**** The data
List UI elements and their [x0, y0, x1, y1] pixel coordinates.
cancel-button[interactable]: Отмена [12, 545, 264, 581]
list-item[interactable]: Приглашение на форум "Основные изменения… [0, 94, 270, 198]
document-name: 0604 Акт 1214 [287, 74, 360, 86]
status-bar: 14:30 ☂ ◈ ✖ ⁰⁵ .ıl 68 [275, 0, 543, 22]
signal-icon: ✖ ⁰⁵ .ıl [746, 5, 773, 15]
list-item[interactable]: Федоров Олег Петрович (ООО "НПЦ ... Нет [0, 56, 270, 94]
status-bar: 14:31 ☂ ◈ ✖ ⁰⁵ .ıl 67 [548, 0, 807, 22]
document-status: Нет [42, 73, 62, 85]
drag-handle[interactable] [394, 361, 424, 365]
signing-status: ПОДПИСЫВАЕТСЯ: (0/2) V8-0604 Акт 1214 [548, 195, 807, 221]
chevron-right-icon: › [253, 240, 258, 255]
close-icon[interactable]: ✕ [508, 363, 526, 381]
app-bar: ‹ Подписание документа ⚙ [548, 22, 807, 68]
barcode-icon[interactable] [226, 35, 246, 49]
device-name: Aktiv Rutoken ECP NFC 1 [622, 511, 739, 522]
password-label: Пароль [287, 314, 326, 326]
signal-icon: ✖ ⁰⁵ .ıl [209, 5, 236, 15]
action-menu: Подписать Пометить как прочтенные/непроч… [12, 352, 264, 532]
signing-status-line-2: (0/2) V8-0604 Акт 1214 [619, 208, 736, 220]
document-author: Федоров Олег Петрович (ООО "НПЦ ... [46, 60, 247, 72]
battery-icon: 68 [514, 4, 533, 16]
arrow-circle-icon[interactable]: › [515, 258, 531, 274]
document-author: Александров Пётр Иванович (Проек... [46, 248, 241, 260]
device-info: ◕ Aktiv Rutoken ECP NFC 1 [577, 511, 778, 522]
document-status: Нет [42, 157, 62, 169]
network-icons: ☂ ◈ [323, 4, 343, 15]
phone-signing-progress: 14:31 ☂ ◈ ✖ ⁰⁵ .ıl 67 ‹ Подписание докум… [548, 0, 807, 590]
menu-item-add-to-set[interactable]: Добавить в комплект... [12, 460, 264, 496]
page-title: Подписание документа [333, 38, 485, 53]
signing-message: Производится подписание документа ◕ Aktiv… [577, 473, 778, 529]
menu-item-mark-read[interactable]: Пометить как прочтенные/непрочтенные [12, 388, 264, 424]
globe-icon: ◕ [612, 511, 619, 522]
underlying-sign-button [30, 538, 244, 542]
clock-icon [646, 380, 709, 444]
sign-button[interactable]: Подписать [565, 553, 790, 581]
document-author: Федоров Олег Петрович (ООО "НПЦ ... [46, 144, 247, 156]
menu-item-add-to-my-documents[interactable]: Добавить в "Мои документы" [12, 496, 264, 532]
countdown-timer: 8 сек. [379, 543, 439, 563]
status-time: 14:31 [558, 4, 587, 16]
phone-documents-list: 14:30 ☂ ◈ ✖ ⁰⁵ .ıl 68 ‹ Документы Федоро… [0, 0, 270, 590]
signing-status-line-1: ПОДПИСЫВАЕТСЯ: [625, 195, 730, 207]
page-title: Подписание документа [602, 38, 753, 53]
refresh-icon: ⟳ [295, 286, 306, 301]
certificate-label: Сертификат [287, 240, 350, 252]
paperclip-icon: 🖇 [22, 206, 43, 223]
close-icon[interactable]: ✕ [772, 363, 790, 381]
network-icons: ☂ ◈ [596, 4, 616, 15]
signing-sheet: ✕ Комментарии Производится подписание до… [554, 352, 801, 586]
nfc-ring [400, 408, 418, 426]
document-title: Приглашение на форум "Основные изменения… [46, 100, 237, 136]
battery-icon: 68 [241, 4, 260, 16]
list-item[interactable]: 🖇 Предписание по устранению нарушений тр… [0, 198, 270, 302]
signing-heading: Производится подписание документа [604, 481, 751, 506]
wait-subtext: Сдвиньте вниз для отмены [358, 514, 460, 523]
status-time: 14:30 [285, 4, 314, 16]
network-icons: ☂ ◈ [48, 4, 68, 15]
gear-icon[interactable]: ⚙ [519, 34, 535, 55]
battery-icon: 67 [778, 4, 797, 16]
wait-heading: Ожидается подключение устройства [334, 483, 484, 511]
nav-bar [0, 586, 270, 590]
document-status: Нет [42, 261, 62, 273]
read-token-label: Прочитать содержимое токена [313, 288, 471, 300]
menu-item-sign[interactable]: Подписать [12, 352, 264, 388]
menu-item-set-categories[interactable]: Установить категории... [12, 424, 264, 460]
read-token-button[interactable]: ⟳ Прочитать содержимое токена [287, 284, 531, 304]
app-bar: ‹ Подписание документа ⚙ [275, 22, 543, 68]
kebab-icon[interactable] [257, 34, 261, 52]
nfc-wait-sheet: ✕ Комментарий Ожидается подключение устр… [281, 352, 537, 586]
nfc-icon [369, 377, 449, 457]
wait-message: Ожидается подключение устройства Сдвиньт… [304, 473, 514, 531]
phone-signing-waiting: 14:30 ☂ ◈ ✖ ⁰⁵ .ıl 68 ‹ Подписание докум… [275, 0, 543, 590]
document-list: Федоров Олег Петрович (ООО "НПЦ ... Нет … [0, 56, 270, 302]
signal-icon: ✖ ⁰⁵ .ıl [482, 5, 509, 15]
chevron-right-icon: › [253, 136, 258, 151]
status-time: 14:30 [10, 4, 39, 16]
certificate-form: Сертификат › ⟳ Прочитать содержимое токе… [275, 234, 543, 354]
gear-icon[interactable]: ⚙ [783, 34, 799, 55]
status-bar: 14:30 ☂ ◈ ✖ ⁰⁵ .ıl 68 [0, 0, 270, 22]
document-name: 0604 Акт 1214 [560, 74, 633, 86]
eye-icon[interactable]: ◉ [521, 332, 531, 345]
********
## [Set task]
Copy all of the entries above line for line, without changing a single character.

## [Solved exercise]
List UI elements and their [x0, y0, x1, y1] pixel coordinates.
cancel-button[interactable]: Отмена [12, 545, 264, 581]
list-item[interactable]: Приглашение на форум "Основные изменения… [0, 94, 270, 198]
document-name: 0604 Акт 1214 [287, 74, 360, 86]
status-bar: 14:30 ☂ ◈ ✖ ⁰⁵ .ıl 68 [275, 0, 543, 22]
signal-icon: ✖ ⁰⁵ .ıl [746, 5, 773, 15]
list-item[interactable]: Федоров Олег Петрович (ООО "НПЦ ... Нет [0, 56, 270, 94]
status-bar: 14:31 ☂ ◈ ✖ ⁰⁵ .ıl 67 [548, 0, 807, 22]
document-status: Нет [42, 73, 62, 85]
drag-handle[interactable] [394, 361, 424, 365]
signing-status: ПОДПИСЫВАЕТСЯ: (0/2) V8-0604 Акт 1214 [548, 195, 807, 221]
chevron-right-icon: › [253, 240, 258, 255]
close-icon[interactable]: ✕ [508, 363, 526, 381]
app-bar: ‹ Подписание документа ⚙ [548, 22, 807, 68]
barcode-icon[interactable] [226, 35, 246, 49]
device-name: Aktiv Rutoken ECP NFC 1 [622, 511, 739, 522]
password-label: Пароль [287, 314, 326, 326]
signal-icon: ✖ ⁰⁵ .ıl [209, 5, 236, 15]
action-menu: Подписать Пометить как прочтенные/непроч… [12, 352, 264, 532]
signing-status-line-2: (0/2) V8-0604 Акт 1214 [619, 208, 736, 220]
document-author: Федоров Олег Петрович (ООО "НПЦ ... [46, 60, 247, 72]
battery-icon: 68 [514, 4, 533, 16]
arrow-circle-icon[interactable]: › [515, 258, 531, 274]
document-author: Александров Пётр Иванович (Проек... [46, 248, 241, 260]
device-info: ◕ Aktiv Rutoken ECP NFC 1 [577, 511, 778, 522]
document-status: Нет [42, 157, 62, 169]
network-icons: ☂ ◈ [323, 4, 343, 15]
phone-signing-progress: 14:31 ☂ ◈ ✖ ⁰⁵ .ıl 67 ‹ Подписание докум… [548, 0, 807, 590]
menu-item-add-to-set[interactable]: Добавить в комплект... [12, 460, 264, 496]
page-title: Подписание документа [333, 38, 485, 53]
signing-message: Производится подписание документа ◕ Aktiv… [577, 473, 778, 529]
menu-item-mark-read[interactable]: Пометить как прочтенные/непрочтенные [12, 388, 264, 424]
globe-icon: ◕ [612, 511, 619, 522]
underlying-sign-button [30, 538, 244, 542]
clock-icon [646, 380, 709, 444]
sign-button[interactable]: Подписать [565, 553, 790, 581]
document-author: Федоров Олег Петрович (ООО "НПЦ ... [46, 144, 247, 156]
menu-item-add-to-my-documents[interactable]: Добавить в "Мои документы" [12, 496, 264, 532]
countdown-timer: 8 сек. [379, 543, 439, 563]
status-time: 14:31 [558, 4, 587, 16]
phone-documents-list: 14:30 ☂ ◈ ✖ ⁰⁵ .ıl 68 ‹ Документы Федоро… [0, 0, 270, 590]
signing-status-line-1: ПОДПИСЫВАЕТСЯ: [625, 195, 730, 207]
page-title: Подписание документа [602, 38, 753, 53]
refresh-icon: ⟳ [295, 286, 306, 301]
certificate-label: Сертификат [287, 240, 350, 252]
paperclip-icon: 🖇 [22, 206, 43, 223]
close-icon[interactable]: ✕ [772, 363, 790, 381]
network-icons: ☂ ◈ [596, 4, 616, 15]
signing-sheet: ✕ Комментарии Производится подписание до… [554, 352, 801, 586]
nfc-ring [400, 408, 418, 426]
document-title: Приглашение на форум "Основные изменения… [46, 100, 237, 136]
battery-icon: 68 [241, 4, 260, 16]
list-item[interactable]: 🖇 Предписание по устранению нарушений тр… [0, 198, 270, 302]
signing-heading: Производится подписание документа [604, 481, 751, 506]
wait-subtext: Сдвиньте вниз для отмены [358, 514, 460, 523]
status-time: 14:30 [285, 4, 314, 16]
network-icons: ☂ ◈ [48, 4, 68, 15]
gear-icon[interactable]: ⚙ [519, 34, 535, 55]
battery-icon: 67 [778, 4, 797, 16]
wait-heading: Ожидается подключение устройства [334, 483, 484, 511]
nav-bar [0, 586, 270, 590]
document-status: Нет [42, 261, 62, 273]
read-token-label: Прочитать содержимое токена [313, 288, 471, 300]
menu-item-sign[interactable]: Подписать [12, 352, 264, 388]
menu-item-set-categories[interactable]: Установить категории... [12, 424, 264, 460]
read-token-button[interactable]: ⟳ Прочитать содержимое токена [287, 284, 531, 304]
app-bar: ‹ Подписание документа ⚙ [275, 22, 543, 68]
kebab-icon[interactable] [257, 34, 261, 52]
nfc-wait-sheet: ✕ Комментарий Ожидается подключение устр… [281, 352, 537, 586]
nfc-icon [369, 377, 449, 457]
wait-message: Ожидается подключение устройства Сдвиньт… [304, 473, 514, 531]
phone-signing-waiting: 14:30 ☂ ◈ ✖ ⁰⁵ .ıl 68 ‹ Подписание докум… [275, 0, 543, 590]
document-list: Федоров Олег Петрович (ООО "НПЦ ... Нет … [0, 56, 270, 302]
signal-icon: ✖ ⁰⁵ .ıl [482, 5, 509, 15]
chevron-right-icon: › [253, 136, 258, 151]
status-time: 14:30 [10, 4, 39, 16]
certificate-form: Сертификат › ⟳ Прочитать содержимое токе… [275, 234, 543, 354]
gear-icon[interactable]: ⚙ [783, 34, 799, 55]
status-bar: 14:30 ☂ ◈ ✖ ⁰⁵ .ıl 68 [0, 0, 270, 22]
document-name: 0604 Акт 1214 [560, 74, 633, 86]
eye-icon[interactable]: ◉ [521, 332, 531, 345]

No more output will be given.